This language demonstrates that a waste hauler may be licensed but that Section

364.034 does not have any provision dealing with the licensing process. See generally id.

§ 364.034. The conclusion to be drawn is that the licensing power must be found

elsewhere. The provisions of Section 364.034 do not support BRS’s argument that

Section 364.034 is intended to prevent a municipality from licensing operators that

provide waste services.

      In its effort to convince us that Section 364.034 restricts the ability to license,

BRS’s brief also charts how Section 364.034 has been amended over an almost thirty-

year period and places special emphasis on Grothues that we have cited previously. 928
S.W.2d at 726–31. But Grothues dealt with matters that are not in controversy in this

appeal; its holding dealt with the ability of a municipality to franchise waste disposal

and to enforce that franchise against those who did not want to use the franchised

service. Id. at 727–30. Grothues plotted the evolution of Section 364.034 and noted

that it had originally held in an opinion that was subsequently withdrawn that Helotes

“lacked authority to enter into the contract with Garbage Gobbler to exclusively

collect and dispose of solid waste within the city limits of Helotes because the franchise

exceed[ed] the City’s statutory authority as a general-law municipality.” Id. at 727

(emphasis added).     Grothues then noted that while the matter was pending on

                                           31
rehearing, “the [L]egislature [had] amended the County Solid Waste Control Act to

provide a general-law municipality with the authority to contract with a private

contractor for the collection and disposal of garbage and other solid waste.” Id.
..............................
● **Exercise directions**: In the court opinion excerpt, which company did Helotes contract with to collect and dispose of solid waste exclusively within its city limits?

● **Collected data**:
..............................
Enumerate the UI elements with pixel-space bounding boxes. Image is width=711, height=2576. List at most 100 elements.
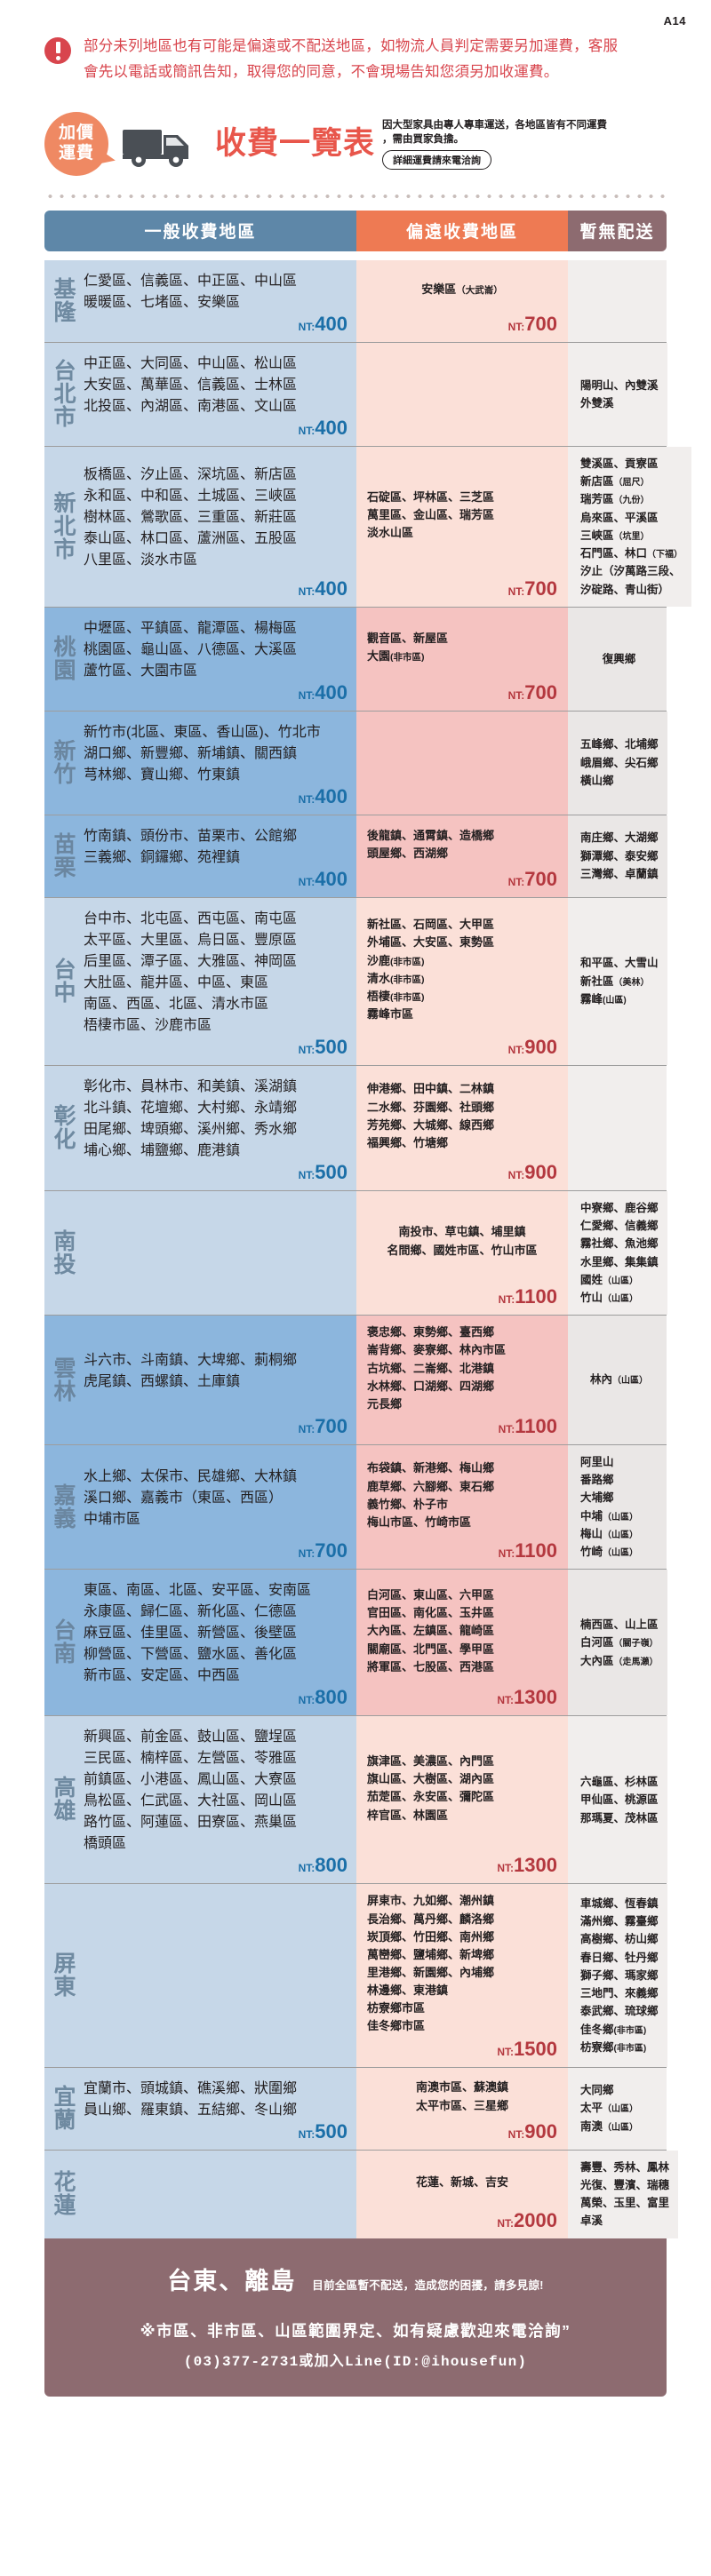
..............................
● **Task output**: Garbage Gobbler